Dataset items

>>>>

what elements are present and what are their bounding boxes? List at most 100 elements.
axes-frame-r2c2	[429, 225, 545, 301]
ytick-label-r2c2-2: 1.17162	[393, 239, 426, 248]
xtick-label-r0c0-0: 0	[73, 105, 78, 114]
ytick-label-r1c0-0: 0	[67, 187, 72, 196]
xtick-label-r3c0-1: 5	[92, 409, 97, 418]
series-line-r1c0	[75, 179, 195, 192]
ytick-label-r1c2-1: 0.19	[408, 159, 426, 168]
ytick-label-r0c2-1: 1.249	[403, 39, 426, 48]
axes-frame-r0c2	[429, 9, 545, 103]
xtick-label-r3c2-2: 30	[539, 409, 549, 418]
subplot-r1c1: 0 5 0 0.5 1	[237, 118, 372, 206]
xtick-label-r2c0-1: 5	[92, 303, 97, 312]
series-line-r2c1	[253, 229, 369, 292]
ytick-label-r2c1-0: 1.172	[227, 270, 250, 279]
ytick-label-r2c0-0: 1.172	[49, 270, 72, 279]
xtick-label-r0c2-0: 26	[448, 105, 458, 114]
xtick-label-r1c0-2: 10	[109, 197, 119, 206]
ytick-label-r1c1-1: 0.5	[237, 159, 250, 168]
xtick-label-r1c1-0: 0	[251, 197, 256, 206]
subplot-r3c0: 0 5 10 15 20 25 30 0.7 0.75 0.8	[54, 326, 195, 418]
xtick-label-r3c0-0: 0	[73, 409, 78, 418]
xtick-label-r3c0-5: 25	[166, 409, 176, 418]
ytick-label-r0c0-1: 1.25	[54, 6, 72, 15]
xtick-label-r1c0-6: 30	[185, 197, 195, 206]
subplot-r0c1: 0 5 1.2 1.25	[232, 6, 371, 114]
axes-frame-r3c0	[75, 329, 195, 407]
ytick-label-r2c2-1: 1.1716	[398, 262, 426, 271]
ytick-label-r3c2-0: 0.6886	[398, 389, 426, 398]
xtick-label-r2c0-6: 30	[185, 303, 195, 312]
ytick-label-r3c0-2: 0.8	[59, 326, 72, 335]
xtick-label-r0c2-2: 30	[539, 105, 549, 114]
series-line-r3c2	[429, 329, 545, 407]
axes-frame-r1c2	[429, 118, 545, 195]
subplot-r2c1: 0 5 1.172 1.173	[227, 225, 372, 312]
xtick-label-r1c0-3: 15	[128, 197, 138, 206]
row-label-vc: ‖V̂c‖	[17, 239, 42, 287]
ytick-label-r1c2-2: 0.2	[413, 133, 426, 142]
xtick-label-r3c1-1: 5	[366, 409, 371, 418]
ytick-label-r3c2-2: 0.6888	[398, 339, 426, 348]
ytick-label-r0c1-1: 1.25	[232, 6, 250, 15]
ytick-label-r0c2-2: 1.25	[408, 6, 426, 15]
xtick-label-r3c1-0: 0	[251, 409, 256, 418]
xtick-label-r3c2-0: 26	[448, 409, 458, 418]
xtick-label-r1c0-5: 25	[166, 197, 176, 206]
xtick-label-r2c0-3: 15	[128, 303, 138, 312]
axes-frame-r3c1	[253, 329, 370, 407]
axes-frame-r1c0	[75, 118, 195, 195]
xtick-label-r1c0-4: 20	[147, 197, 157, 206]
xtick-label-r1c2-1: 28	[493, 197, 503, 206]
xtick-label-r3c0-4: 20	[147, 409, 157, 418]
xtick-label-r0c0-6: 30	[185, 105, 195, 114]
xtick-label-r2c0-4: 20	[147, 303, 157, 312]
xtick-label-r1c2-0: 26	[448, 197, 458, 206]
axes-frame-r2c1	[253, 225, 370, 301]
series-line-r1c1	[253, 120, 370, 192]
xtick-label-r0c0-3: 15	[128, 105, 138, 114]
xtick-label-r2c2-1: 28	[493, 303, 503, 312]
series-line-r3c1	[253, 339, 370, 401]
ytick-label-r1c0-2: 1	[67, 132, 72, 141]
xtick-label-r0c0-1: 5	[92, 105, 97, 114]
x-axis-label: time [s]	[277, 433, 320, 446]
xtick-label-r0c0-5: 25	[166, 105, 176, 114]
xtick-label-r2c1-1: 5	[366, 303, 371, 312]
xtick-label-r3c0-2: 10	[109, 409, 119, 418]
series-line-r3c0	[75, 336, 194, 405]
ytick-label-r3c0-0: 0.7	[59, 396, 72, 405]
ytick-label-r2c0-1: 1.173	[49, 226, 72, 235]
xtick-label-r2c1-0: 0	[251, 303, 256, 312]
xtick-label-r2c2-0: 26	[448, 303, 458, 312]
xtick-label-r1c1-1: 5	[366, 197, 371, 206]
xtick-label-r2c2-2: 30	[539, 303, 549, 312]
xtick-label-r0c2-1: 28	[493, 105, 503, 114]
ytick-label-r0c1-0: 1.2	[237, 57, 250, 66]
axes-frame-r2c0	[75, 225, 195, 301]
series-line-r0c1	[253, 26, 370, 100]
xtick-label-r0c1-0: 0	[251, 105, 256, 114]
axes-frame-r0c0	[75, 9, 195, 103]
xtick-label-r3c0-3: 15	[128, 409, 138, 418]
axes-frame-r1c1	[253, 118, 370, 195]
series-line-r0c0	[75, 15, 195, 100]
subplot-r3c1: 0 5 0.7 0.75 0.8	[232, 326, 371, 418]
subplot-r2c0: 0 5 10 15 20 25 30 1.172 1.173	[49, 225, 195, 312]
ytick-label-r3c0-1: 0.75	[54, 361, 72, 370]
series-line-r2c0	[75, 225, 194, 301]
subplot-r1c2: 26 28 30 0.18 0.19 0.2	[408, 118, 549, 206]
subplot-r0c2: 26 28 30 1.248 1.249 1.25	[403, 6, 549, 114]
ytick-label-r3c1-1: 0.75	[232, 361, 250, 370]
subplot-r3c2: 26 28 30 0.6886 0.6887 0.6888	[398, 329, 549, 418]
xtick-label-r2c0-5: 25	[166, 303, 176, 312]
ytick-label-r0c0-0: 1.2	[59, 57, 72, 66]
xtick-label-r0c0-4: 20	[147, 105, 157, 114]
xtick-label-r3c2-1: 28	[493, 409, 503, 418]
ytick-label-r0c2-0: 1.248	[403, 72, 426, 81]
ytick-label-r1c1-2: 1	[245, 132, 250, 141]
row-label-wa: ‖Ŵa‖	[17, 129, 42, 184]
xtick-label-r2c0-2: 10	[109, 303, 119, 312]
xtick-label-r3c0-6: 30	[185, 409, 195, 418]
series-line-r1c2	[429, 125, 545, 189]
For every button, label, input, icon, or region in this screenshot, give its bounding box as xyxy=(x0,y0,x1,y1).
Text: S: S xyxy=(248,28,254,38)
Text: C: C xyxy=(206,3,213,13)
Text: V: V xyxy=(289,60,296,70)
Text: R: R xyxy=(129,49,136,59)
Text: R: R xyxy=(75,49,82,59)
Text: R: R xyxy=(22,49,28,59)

<<<<

**Goal of the exercise**
Print every line of the data, from the very beginning through the line containing "6, 250, 15]", keeping each one identical to the original.

**Finished answer**
what elements are present and what are their bounding boxes? List at most 100 elements.
axes-frame-r2c2	[429, 225, 545, 301]
ytick-label-r2c2-2: 1.17162	[393, 239, 426, 248]
xtick-label-r0c0-0: 0	[73, 105, 78, 114]
ytick-label-r1c0-0: 0	[67, 187, 72, 196]
xtick-label-r3c0-1: 5	[92, 409, 97, 418]
series-line-r1c0	[75, 179, 195, 192]
ytick-label-r1c2-1: 0.19	[408, 159, 426, 168]
ytick-label-r0c2-1: 1.249	[403, 39, 426, 48]
axes-frame-r0c2	[429, 9, 545, 103]
xtick-label-r3c2-2: 30	[539, 409, 549, 418]
subplot-r1c1: 0 5 0 0.5 1	[237, 118, 372, 206]
xtick-label-r2c0-1: 5	[92, 303, 97, 312]
series-line-r2c1	[253, 229, 369, 292]
ytick-label-r2c1-0: 1.172	[227, 270, 250, 279]
ytick-label-r2c0-0: 1.172	[49, 270, 72, 279]
xtick-label-r0c2-0: 26	[448, 105, 458, 114]
xtick-label-r1c0-2: 10	[109, 197, 119, 206]
ytick-label-r1c1-1: 0.5	[237, 159, 250, 168]
xtick-label-r1c1-0: 0	[251, 197, 256, 206]
subplot-r3c0: 0 5 10 15 20 25 30 0.7 0.75 0.8	[54, 326, 195, 418]
xtick-label-r3c0-0: 0	[73, 409, 78, 418]
xtick-label-r3c0-5: 25	[166, 409, 176, 418]
ytick-label-r0c0-1: 1.25	[54, 6, 72, 15]
xtick-label-r1c0-6: 30	[185, 197, 195, 206]
subplot-r0c1: 0 5 1.2 1.25	[232, 6, 371, 114]
axes-frame-r3c0	[75, 329, 195, 407]
ytick-label-r2c2-1: 1.1716	[398, 262, 426, 271]
ytick-label-r3c2-0: 0.6886	[398, 389, 426, 398]
xtick-label-r2c0-6: 30	[185, 303, 195, 312]
ytick-label-r3c0-2: 0.8	[59, 326, 72, 335]
xtick-label-r0c2-2: 30	[539, 105, 549, 114]
series-line-r3c2	[429, 329, 545, 407]
axes-frame-r1c2	[429, 118, 545, 195]
subplot-r2c1: 0 5 1.172 1.173	[227, 225, 372, 312]
xtick-label-r1c0-3: 15	[128, 197, 138, 206]
row-label-vc: ‖V̂c‖	[17, 239, 42, 287]
ytick-label-r1c2-2: 0.2	[413, 133, 426, 142]
xtick-label-r3c1-1: 5	[366, 409, 371, 418]
ytick-label-r3c2-2: 0.6888	[398, 339, 426, 348]
ytick-label-r0c1-1: 1.25	[232, 6, 250, 15]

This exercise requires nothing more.